→ PROBLEM DESCRIPTION:
From the entries below, gather each line containing the word "with".

→ ENTRIES SHOWN:
========

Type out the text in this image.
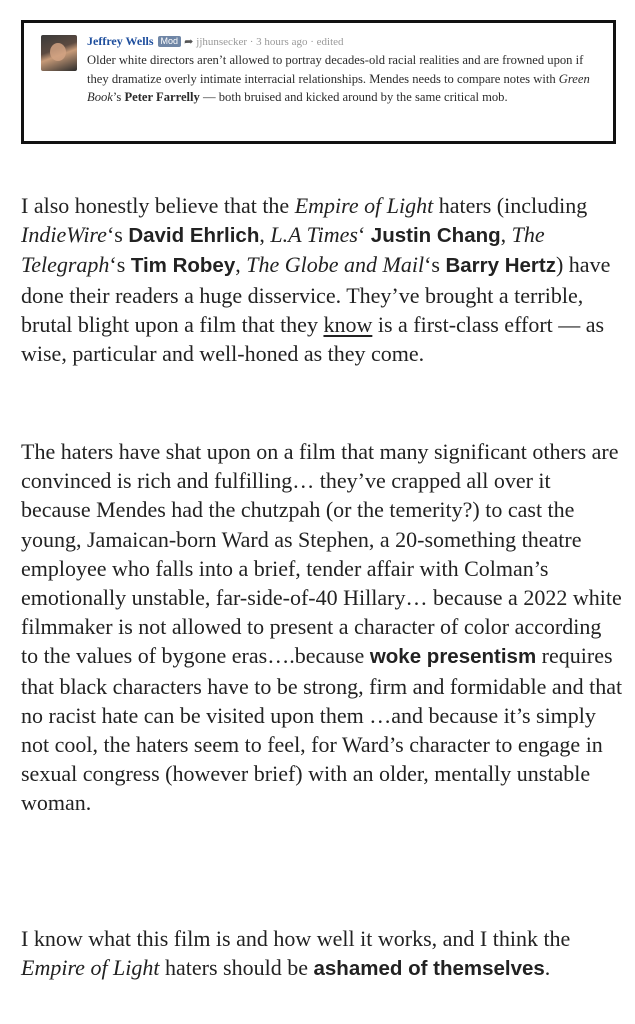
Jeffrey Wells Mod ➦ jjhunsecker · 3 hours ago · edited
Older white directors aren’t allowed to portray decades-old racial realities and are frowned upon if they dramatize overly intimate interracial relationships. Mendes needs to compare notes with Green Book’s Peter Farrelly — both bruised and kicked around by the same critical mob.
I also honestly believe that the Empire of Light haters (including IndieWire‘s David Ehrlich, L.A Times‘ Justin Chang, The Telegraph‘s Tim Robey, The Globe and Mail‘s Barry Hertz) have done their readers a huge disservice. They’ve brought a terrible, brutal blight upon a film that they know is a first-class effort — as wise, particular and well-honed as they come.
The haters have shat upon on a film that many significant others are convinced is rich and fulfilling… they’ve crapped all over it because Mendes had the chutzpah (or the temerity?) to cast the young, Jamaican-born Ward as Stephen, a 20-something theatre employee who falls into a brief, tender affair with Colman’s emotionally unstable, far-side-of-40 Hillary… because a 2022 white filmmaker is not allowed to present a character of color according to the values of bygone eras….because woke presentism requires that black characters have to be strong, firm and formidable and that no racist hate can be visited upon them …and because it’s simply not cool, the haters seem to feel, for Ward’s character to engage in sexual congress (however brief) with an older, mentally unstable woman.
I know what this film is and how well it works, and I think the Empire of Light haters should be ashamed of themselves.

========

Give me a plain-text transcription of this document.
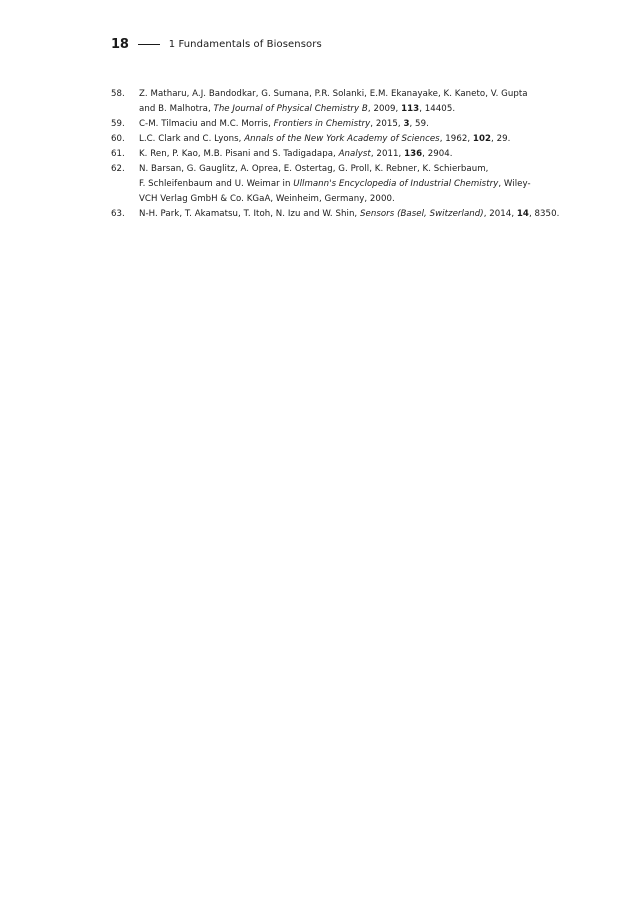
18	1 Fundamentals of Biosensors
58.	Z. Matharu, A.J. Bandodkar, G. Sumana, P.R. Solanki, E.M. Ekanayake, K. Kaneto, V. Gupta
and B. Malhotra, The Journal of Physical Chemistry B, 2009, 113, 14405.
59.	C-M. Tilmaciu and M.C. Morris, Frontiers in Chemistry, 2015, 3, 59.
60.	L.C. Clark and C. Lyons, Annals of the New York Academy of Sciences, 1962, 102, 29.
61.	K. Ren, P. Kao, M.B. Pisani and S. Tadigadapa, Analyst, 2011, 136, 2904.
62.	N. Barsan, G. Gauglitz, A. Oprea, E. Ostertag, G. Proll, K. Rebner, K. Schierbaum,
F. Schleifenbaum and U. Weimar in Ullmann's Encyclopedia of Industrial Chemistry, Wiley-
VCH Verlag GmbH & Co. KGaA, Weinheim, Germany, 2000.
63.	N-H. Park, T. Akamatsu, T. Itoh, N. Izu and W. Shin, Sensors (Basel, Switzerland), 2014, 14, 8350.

========

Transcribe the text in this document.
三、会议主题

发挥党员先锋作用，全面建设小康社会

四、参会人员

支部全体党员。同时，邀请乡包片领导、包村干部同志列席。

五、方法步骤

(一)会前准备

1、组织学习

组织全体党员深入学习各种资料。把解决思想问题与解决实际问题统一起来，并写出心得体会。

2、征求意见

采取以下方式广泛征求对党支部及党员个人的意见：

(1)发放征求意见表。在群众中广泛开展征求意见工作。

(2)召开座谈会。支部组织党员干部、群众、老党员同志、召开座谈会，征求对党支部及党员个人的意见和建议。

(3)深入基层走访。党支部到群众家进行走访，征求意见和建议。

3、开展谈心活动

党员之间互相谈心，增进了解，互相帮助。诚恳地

========

→ OUTPUT OF THE EXERCISE:
Older white directors aren’t allowed to portray decades-old racial realities and are frowned upon if they dramatize overly intimate interracial relationships. Mendes needs to compare notes with Green Book’s Peter Farrelly — both bruised and kicked around by the same critical mob.
The haters have shat upon on a film that many significant others are convinced is rich and fulfilling… they’ve crapped all over it because Mendes had the chutzpah (or the temerity?) to cast the young, Jamaican-born Ward as Stephen, a 20-something theatre employee who falls into a brief, tender affair with Colman’s emotionally unstable, far-side-of-40 Hillary… because a 2022 white filmmaker is not allowed to present a character of color according to the values of bygone eras….because woke presentism requires that black characters have to be strong, firm and formidable and that no racist hate can be visited upon them …and because it’s simply not cool, the haters seem to feel, for Ward’s character to engage in sexual congress (however brief) with an older, mentally unstable woman.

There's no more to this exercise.